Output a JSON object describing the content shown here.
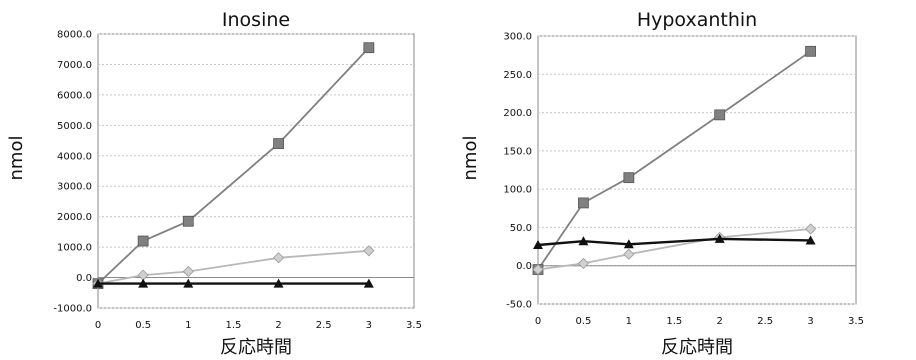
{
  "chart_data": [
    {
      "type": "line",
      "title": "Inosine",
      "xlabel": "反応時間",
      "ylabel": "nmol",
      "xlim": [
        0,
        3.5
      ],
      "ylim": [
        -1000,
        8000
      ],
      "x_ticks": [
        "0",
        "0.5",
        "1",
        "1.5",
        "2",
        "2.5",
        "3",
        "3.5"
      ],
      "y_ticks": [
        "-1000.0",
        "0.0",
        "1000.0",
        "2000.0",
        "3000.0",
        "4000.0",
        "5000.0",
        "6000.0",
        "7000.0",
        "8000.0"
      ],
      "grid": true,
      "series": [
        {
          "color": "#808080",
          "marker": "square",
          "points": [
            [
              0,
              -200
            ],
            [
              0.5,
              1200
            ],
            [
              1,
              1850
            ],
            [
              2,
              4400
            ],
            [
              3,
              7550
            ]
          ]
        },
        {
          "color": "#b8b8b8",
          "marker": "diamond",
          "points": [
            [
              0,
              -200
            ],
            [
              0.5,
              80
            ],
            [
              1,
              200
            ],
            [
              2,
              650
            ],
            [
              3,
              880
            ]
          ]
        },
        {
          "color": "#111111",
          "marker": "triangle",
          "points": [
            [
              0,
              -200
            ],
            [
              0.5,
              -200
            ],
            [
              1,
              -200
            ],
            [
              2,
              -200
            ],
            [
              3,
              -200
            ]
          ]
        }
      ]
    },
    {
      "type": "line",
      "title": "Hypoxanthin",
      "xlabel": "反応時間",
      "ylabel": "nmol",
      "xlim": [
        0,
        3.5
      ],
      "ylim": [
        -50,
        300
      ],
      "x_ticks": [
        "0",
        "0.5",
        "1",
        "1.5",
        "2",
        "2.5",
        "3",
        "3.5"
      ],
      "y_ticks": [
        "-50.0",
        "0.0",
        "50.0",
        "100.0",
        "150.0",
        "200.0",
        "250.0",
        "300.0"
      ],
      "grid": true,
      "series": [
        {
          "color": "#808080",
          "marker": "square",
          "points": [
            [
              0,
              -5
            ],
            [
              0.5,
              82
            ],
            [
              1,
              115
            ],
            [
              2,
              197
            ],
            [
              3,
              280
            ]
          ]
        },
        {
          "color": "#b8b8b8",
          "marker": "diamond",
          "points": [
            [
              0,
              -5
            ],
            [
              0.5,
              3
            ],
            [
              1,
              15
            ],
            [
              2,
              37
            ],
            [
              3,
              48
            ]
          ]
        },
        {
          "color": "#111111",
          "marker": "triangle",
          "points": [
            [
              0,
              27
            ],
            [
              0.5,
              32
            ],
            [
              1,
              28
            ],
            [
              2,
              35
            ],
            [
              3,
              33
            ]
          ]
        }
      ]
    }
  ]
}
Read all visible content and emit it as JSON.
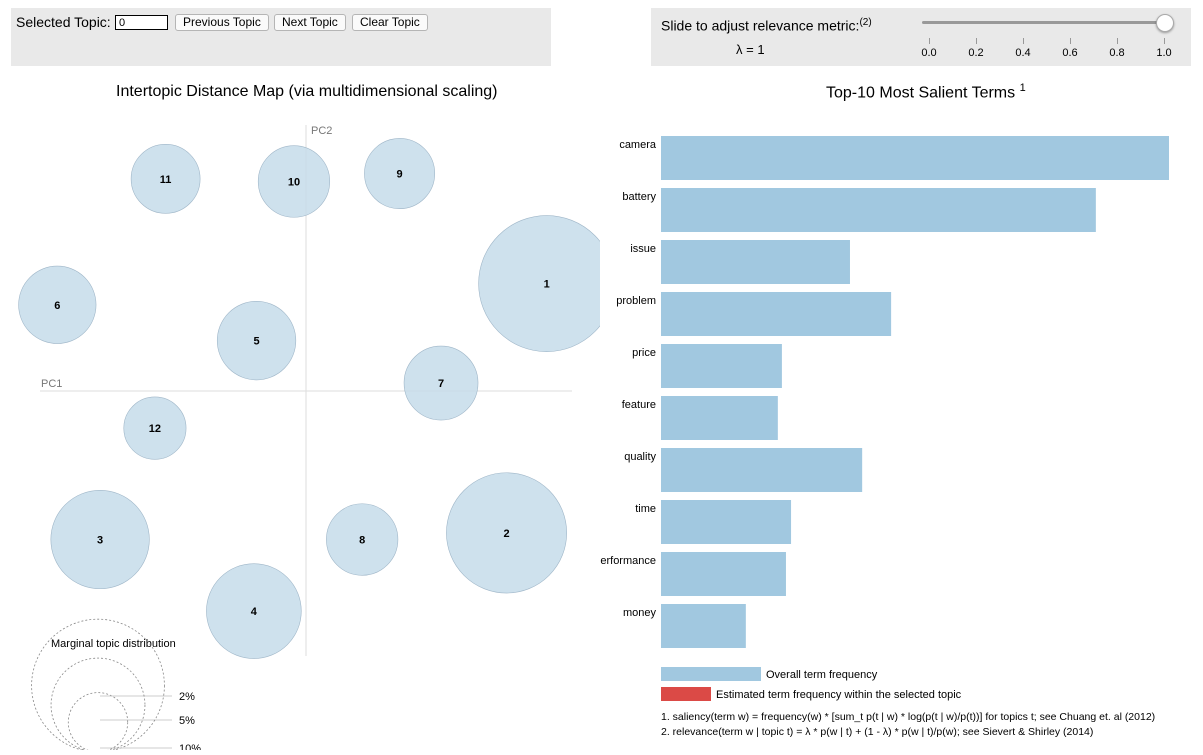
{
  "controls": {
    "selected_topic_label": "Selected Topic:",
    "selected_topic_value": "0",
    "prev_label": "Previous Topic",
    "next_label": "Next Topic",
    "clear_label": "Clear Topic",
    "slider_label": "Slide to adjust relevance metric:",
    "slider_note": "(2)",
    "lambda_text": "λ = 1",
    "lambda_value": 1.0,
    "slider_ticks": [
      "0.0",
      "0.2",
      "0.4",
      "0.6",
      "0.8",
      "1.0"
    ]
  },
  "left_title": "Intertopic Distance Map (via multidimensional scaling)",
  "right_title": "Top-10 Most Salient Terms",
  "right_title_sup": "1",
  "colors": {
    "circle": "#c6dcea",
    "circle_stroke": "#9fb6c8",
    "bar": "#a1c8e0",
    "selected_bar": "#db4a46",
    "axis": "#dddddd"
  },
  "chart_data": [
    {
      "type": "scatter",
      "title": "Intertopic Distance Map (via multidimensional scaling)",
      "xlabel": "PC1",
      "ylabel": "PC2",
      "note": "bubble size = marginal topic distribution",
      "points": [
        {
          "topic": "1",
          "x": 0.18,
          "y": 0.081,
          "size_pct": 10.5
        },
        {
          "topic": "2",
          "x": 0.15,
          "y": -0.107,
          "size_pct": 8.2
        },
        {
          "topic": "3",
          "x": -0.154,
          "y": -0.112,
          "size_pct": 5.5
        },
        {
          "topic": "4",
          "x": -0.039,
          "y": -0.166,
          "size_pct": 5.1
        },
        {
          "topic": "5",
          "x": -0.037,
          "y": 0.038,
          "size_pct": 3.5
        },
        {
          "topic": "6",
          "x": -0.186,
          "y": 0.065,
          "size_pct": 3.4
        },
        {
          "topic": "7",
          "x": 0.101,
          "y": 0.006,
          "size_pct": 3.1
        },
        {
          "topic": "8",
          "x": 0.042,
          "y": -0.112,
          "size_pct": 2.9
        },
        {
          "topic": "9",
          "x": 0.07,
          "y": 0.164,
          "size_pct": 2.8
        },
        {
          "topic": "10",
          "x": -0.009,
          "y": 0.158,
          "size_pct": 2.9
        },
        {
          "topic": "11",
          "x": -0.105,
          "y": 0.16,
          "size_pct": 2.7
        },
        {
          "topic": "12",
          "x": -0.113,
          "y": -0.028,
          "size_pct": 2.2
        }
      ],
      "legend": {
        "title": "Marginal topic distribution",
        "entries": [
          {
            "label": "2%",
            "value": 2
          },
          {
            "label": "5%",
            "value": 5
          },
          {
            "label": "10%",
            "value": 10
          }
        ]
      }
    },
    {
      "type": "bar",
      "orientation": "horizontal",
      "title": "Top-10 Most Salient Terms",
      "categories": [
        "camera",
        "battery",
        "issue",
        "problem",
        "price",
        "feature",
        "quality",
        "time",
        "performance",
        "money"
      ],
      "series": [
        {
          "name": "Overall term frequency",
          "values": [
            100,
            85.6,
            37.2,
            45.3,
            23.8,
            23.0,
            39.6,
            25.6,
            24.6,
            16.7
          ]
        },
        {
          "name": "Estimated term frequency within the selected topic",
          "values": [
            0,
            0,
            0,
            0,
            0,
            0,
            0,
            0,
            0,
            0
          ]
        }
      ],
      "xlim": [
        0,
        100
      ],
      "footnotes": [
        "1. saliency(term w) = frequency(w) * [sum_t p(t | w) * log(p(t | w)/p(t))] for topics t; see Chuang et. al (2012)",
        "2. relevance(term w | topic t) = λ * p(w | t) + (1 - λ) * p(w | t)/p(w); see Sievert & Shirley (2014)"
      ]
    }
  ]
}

====

REQUIREMENTS: Looking at the listing above, how many of its lines contain the string "multidimensional"? Give the number alone.

SOLUTION FOR THIS EXERCISE: 2